DATA SHOWN
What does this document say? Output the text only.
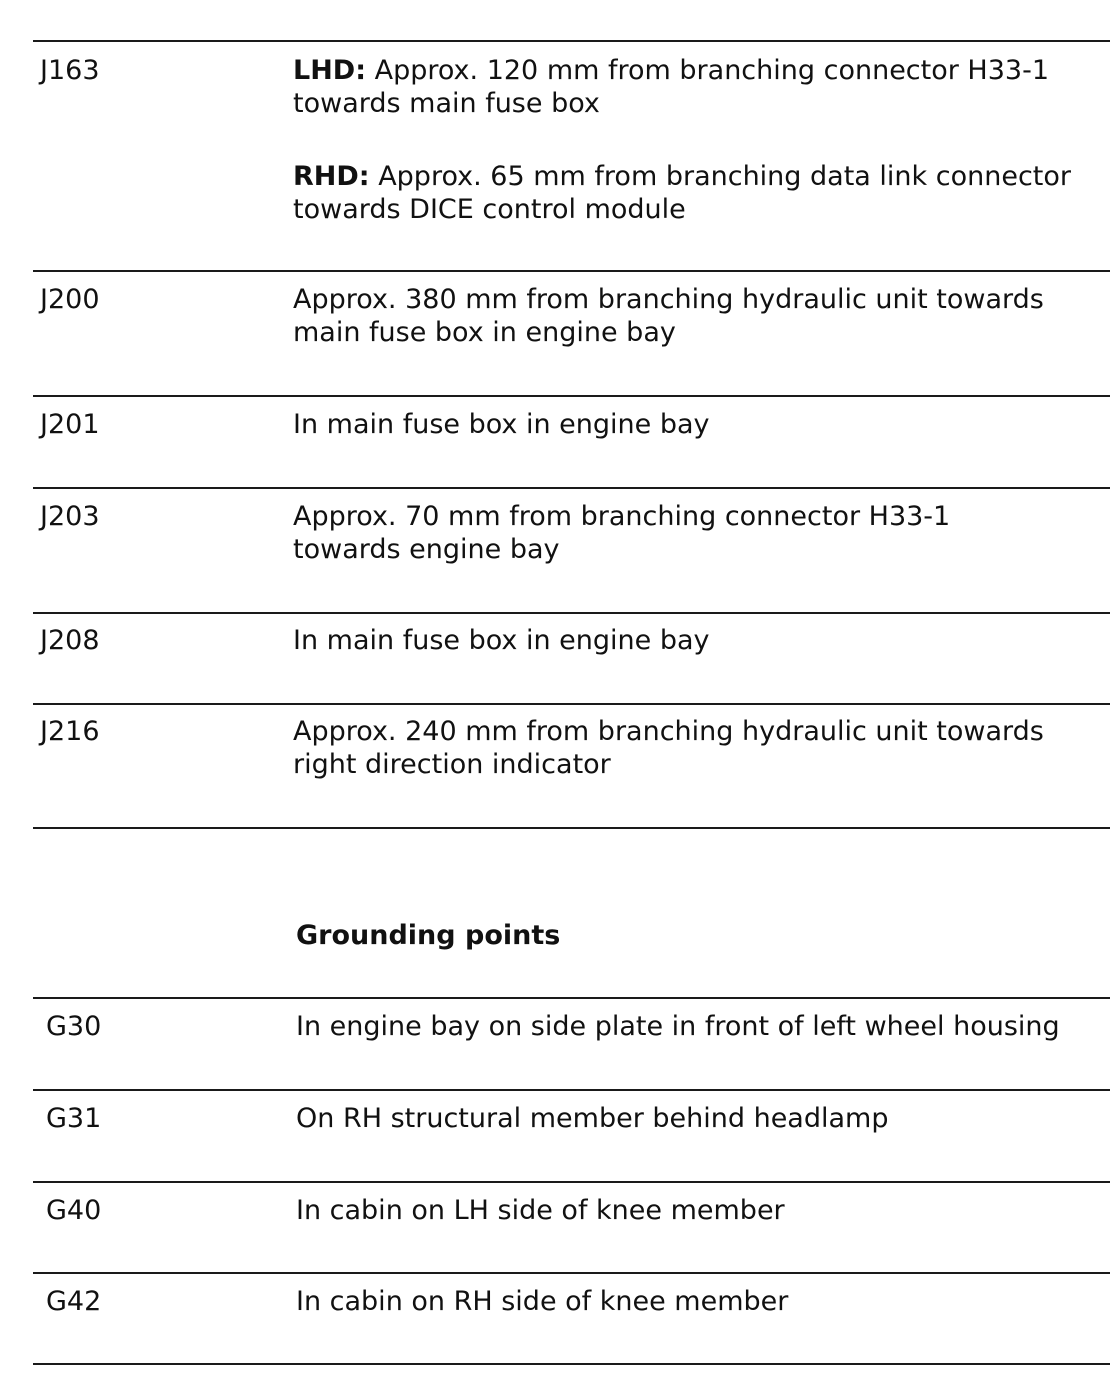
J163	LHD: Approx. 120 mm from branching connector H33-1 towards main fuse box
RHD: Approx. 65 mm from branching data link connector towards DICE control module
J200	Approx. 380 mm from branching hydraulic unit towards main fuse box in engine bay
J201	In main fuse box in engine bay
J203	Approx. 70 mm from branching connector H33-1 towards engine bay
J208	In main fuse box in engine bay
J216	Approx. 240 mm from branching hydraulic unit towards right direction indicator
Grounding points
G30	In engine bay on side plate in front of left wheel housing
G31	On RH structural member behind headlamp
G40	In cabin on LH side of knee member
G42	In cabin on RH side of knee member
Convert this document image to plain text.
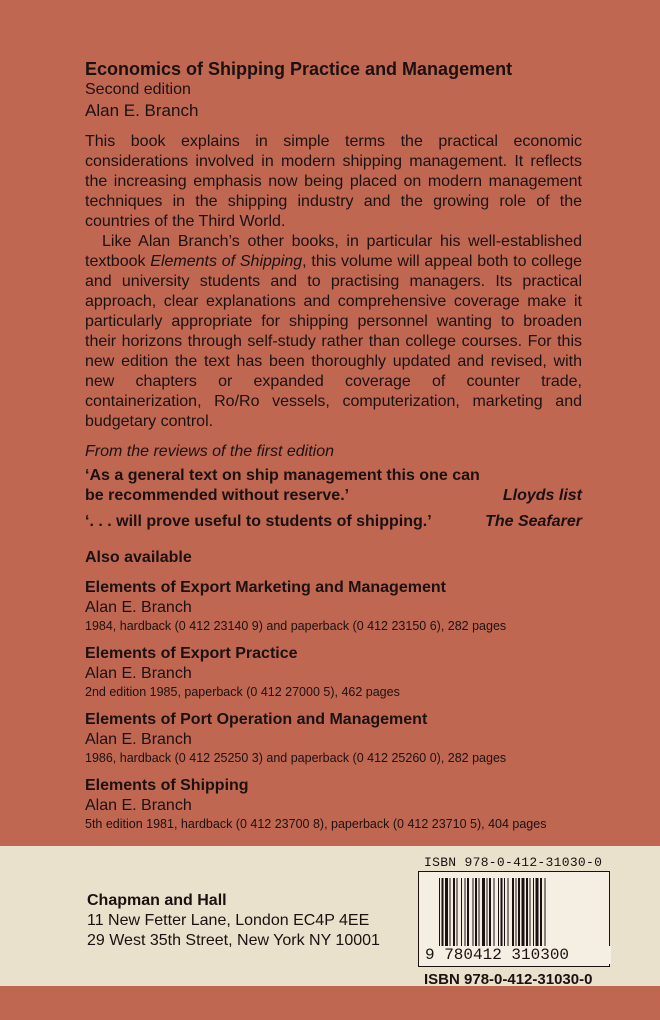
Economics of Shipping Practice and Management
Second edition
Alan E. Branch

This book explains in simple terms the practical economic considerations involved in modern shipping management. It reflects the increasing emphasis now being placed on modern management techniques in the shipping industry and the growing role of the countries of the Third World.

Like Alan Branch’s other books, in particular his well-established textbook Elements of Shipping, this volume will appeal both to college and university students and to practising managers. Its practical approach, clear explanations and comprehensive coverage make it particularly appropriate for shipping personnel wanting to broaden their horizons through self-study rather than college courses. For this new edition the text has been thoroughly updated and revised, with new chapters or expanded coverage of counter trade, containerization, Ro/Ro vessels, computerization, marketing and budgetary control.

From the reviews of the first edition
‘As a general text on ship management this one can be recommended without reserve.’	Lloyds list
‘. . . will prove useful to students of shipping.’	The Seafarer
Also available
Elements of Export Marketing and Management
Alan E. Branch
1984, hardback (0 412 23140 9) and paperback (0 412 23150 6), 282 pages
Elements of Export Practice
Alan E. Branch
2nd edition 1985, paperback (0 412 27000 5), 462 pages
Elements of Port Operation and Management
Alan E. Branch
1986, hardback (0 412 25250 3) and paperback (0 412 25260 0), 282 pages
Elements of Shipping
Alan E. Branch
5th edition 1981, hardback (0 412 23700 8), paperback (0 412 23710 5), 404 pages
Chapman and Hall
11 New Fetter Lane, London EC4P 4EE
29 West 35th Street, New York NY 10001
ISBN 978-0-412-31030-0
9 780412 310300
ISBN 978-0-412-31030-0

OBJECTIVE
Working from the material above, transcribe it exactly while omitting pictures.

ANSWER TO THE TASK
What does this document say? Output the text only.
J163	LHD: Approx. 120 mm from branching connector H33-1 towards main fuse box
RHD: Approx. 65 mm from branching data link connector towards DICE control module
J200	Approx. 380 mm from branching hydraulic unit towards main fuse box in engine bay
J201	In main fuse box in engine bay
J203	Approx. 70 mm from branching connector H33-1 towards engine bay
J208	In main fuse box in engine bay
J216	Approx. 240 mm from branching hydraulic unit towards right direction indicator
Grounding points
G30	In engine bay on side plate in front of left wheel housing
G31	On RH structural member behind headlamp
G40	In cabin on LH side of knee member
G42	In cabin on RH side of knee member
Convert this document image to plain text.
Economics of Shipping Practice and Management
Second edition
Alan E. Branch

This book explains in simple terms the practical economic considerations involved in modern shipping management. It reflects the increasing emphasis now being placed on modern management techniques in the shipping industry and the growing role of the countries of the Third World.

Like Alan Branch’s other books, in particular his well-established textbook Elements of Shipping, this volume will appeal both to college and university students and to practising managers. Its practical approach, clear explanations and comprehensive coverage make it particularly appropriate for shipping personnel wanting to broaden their horizons through self-study rather than college courses. For this new edition the text has been thoroughly updated and revised, with new chapters or expanded coverage of counter trade, containerization, Ro/Ro vessels, computerization, marketing and budgetary control.

From the reviews of the first edition
‘As a general text on ship management this one can be recommended without reserve.’	Lloyds list
‘. . . will prove useful to students of shipping.’	The Seafarer
Also available
Elements of Export Marketing and Management
Alan E. Branch
1984, hardback (0 412 23140 9) and paperback (0 412 23150 6), 282 pages
Elements of Export Practice
Alan E. Branch
2nd edition 1985, paperback (0 412 27000 5), 462 pages
Elements of Port Operation and Management
Alan E. Branch
1986, hardback (0 412 25250 3) and paperback (0 412 25260 0), 282 pages
Elements of Shipping
Alan E. Branch
5th edition 1981, hardback (0 412 23700 8), paperback (0 412 23710 5), 404 pages
Chapman and Hall
11 New Fetter Lane, London EC4P 4EE
29 West 35th Street, New York NY 10001
ISBN 978-0-412-31030-0
9 780412 310300
ISBN 978-0-412-31030-0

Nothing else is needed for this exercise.